Dataset rows about figures:

※ ※ ※

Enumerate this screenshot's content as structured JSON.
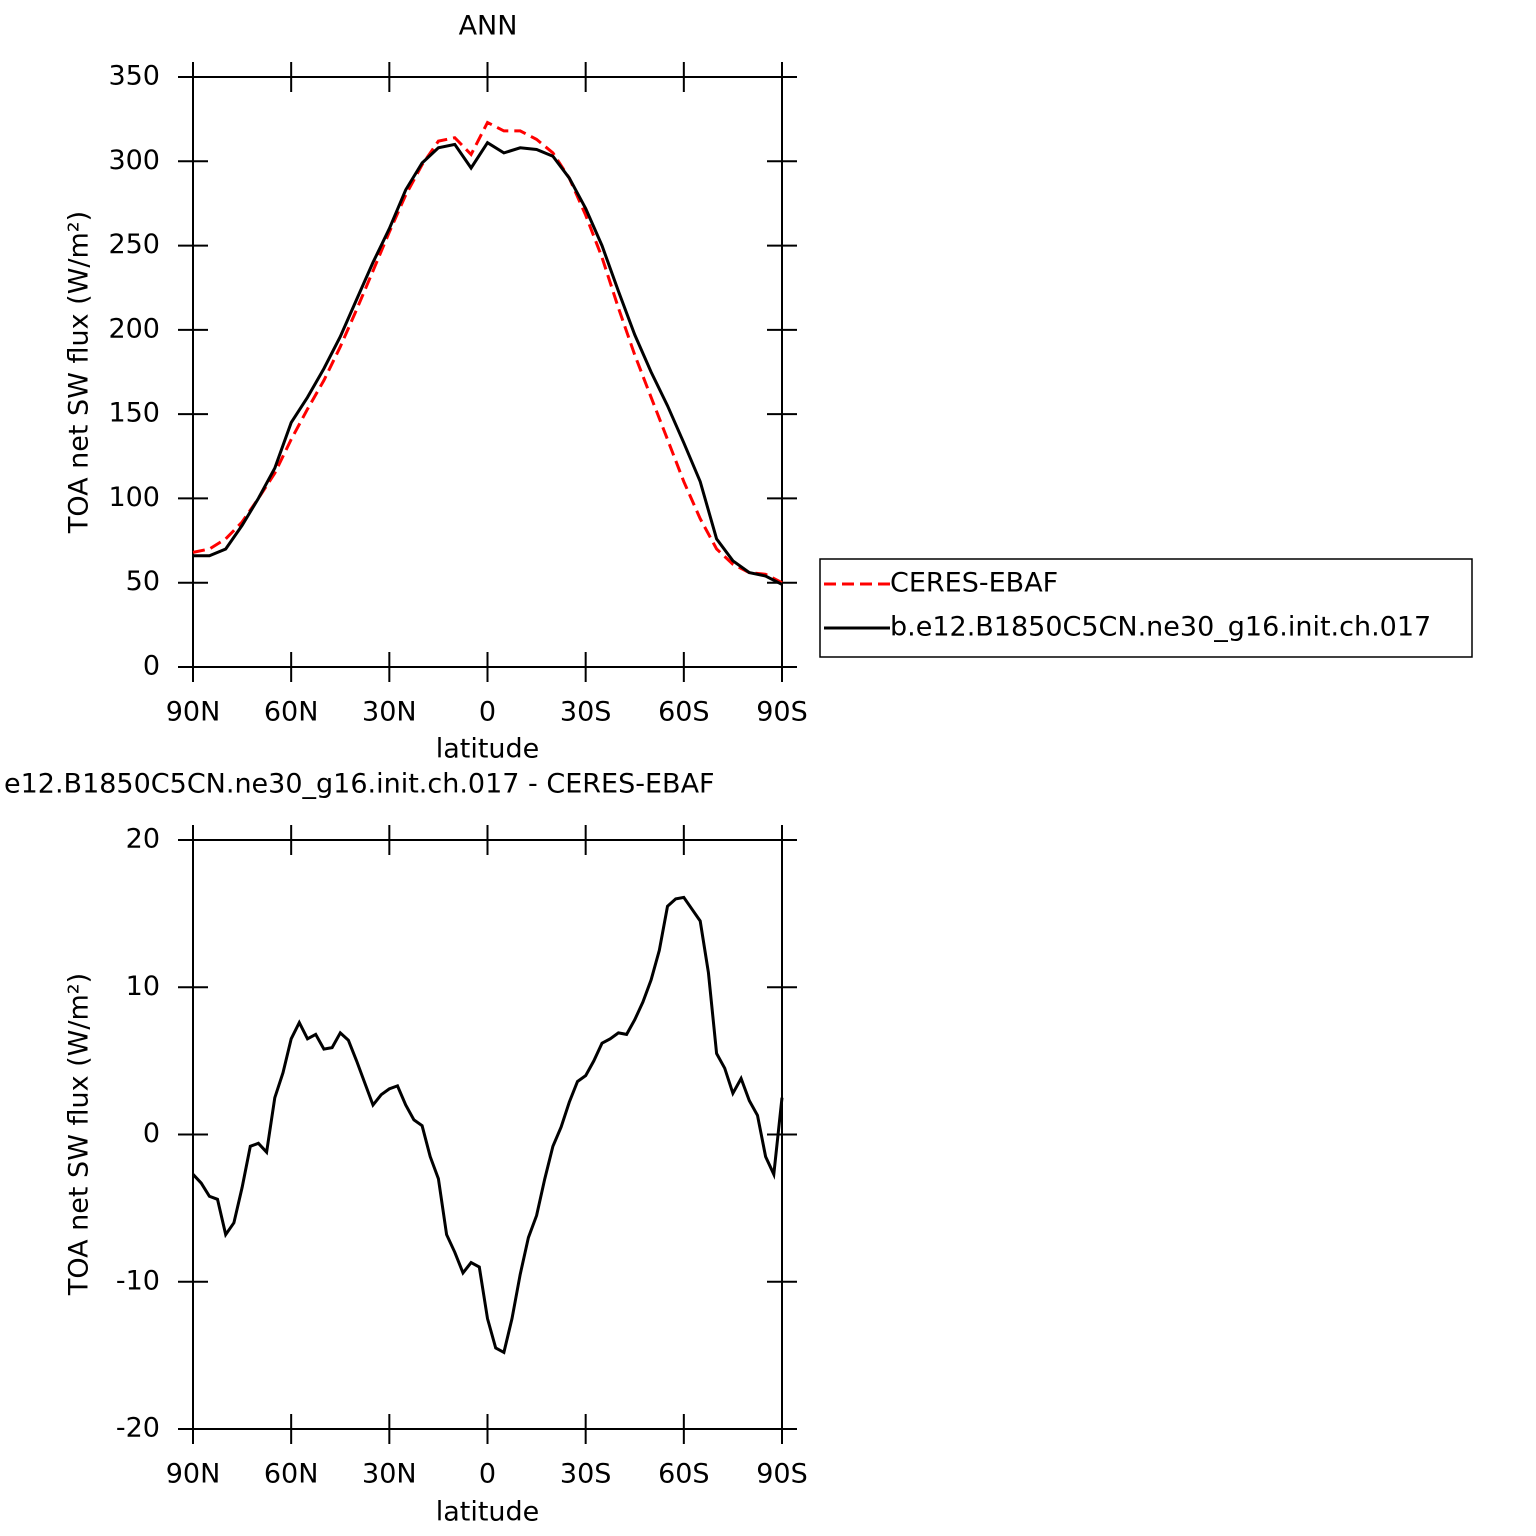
{
  "chart_data": [
    {
      "type": "line",
      "title": "ANN",
      "xlabel": "latitude",
      "ylabel": "TOA net SW flux (W/m²)",
      "x": [
        90,
        85,
        80,
        75,
        70,
        65,
        60,
        55,
        50,
        45,
        40,
        35,
        30,
        25,
        20,
        15,
        10,
        5,
        0,
        -5,
        -10,
        -15,
        -20,
        -25,
        -30,
        -35,
        -40,
        -45,
        -50,
        -55,
        -60,
        -65,
        -70,
        -75,
        -80,
        -85,
        -90
      ],
      "series": [
        {
          "name": "CERES-EBAF",
          "color": "#ff0000",
          "line_style": "dashed",
          "values": [
            68,
            70,
            76,
            86,
            100,
            115,
            135,
            153,
            170,
            190,
            212,
            235,
            258,
            280,
            298,
            312,
            314,
            304,
            323,
            318,
            318,
            313,
            305,
            290,
            268,
            243,
            213,
            185,
            160,
            135,
            110,
            88,
            70,
            61,
            56,
            55,
            50
          ]
        },
        {
          "name": "b.e12.B1850C5CN.ne30_g16.init.ch.017",
          "color": "#000000",
          "line_style": "solid",
          "values": [
            66,
            66,
            70,
            84,
            100,
            118,
            145,
            160,
            177,
            196,
            218,
            240,
            260,
            283,
            299,
            308,
            310,
            296,
            311,
            305,
            308,
            307,
            303,
            290,
            272,
            250,
            223,
            197,
            175,
            155,
            133,
            110,
            76,
            63,
            56,
            54,
            49
          ]
        }
      ],
      "xlim": [
        90,
        -90
      ],
      "xticks": [
        {
          "value": 90,
          "label": "90N"
        },
        {
          "value": 60,
          "label": "60N"
        },
        {
          "value": 30,
          "label": "30N"
        },
        0,
        {
          "value": -30,
          "label": "30S"
        },
        {
          "value": -60,
          "label": "60S"
        },
        {
          "value": -90,
          "label": "90S"
        }
      ],
      "ylim": [
        0,
        350
      ],
      "yticks": [
        0,
        50,
        100,
        150,
        200,
        250,
        300,
        350
      ],
      "grid": false,
      "legend": "right"
    },
    {
      "type": "line",
      "title": "e12.B1850C5CN.ne30_g16.init.ch.017 - CERES-EBAF",
      "xlabel": "latitude",
      "ylabel": "TOA net SW flux (W/m²)",
      "x": [
        90,
        87.5,
        85,
        82.5,
        80,
        77.5,
        75,
        72.5,
        70,
        67.5,
        65,
        62.5,
        60,
        57.5,
        55,
        52.5,
        50,
        47.5,
        45,
        42.5,
        40,
        37.5,
        35,
        32.5,
        30,
        27.5,
        25,
        22.5,
        20,
        17.5,
        15,
        12.5,
        10,
        7.5,
        5,
        2.5,
        0,
        -2.5,
        -5,
        -7.5,
        -10,
        -12.5,
        -15,
        -17.5,
        -20,
        -22.5,
        -25,
        -27.5,
        -30,
        -32.5,
        -35,
        -37.5,
        -40,
        -42.5,
        -45,
        -47.5,
        -50,
        -52.5,
        -55,
        -57.5,
        -60,
        -62.5,
        -65,
        -67.5,
        -70,
        -72.5,
        -75,
        -77.5,
        -80,
        -82.5,
        -85,
        -87.5,
        -90
      ],
      "values": [
        -2.7,
        -3.3,
        -4.2,
        -4.4,
        -6.8,
        -6.0,
        -3.6,
        -0.8,
        -0.6,
        -1.2,
        2.5,
        4.2,
        6.5,
        7.6,
        6.5,
        6.8,
        5.8,
        5.9,
        6.9,
        6.4,
        5.0,
        3.5,
        2.0,
        2.7,
        3.1,
        3.3,
        2.0,
        1.0,
        0.6,
        -1.5,
        -3.0,
        -6.8,
        -8.0,
        -9.4,
        -8.7,
        -9.0,
        -12.5,
        -14.5,
        -14.8,
        -12.5,
        -9.5,
        -7.0,
        -5.5,
        -3.0,
        -0.8,
        0.5,
        2.2,
        3.6,
        4.0,
        5.0,
        6.2,
        6.5,
        6.9,
        6.8,
        7.8,
        9.0,
        10.5,
        12.5,
        15.5,
        16.0,
        16.1,
        15.3,
        14.5,
        11.0,
        5.5,
        4.5,
        2.8,
        3.8,
        2.3,
        1.3,
        -1.5,
        -2.7,
        2.5
      ],
      "color": "#000000",
      "xlim": [
        90,
        -90
      ],
      "xticks": [
        {
          "value": 90,
          "label": "90N"
        },
        {
          "value": 60,
          "label": "60N"
        },
        {
          "value": 30,
          "label": "30N"
        },
        0,
        {
          "value": -30,
          "label": "30S"
        },
        {
          "value": -60,
          "label": "60S"
        },
        {
          "value": -90,
          "label": "90S"
        }
      ],
      "ylim": [
        -20,
        20
      ],
      "yticks": [
        -20,
        -10,
        0,
        10,
        20
      ],
      "grid": false
    }
  ]
}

※ ※ ※

## AIM
Copy each line that contains the word "EBAF".

## WRITTEN RESPONSE
          "name": "CERES-EBAF",
      "title": "e12.B1850C5CN.ne30_g16.init.ch.017 - CERES-EBAF",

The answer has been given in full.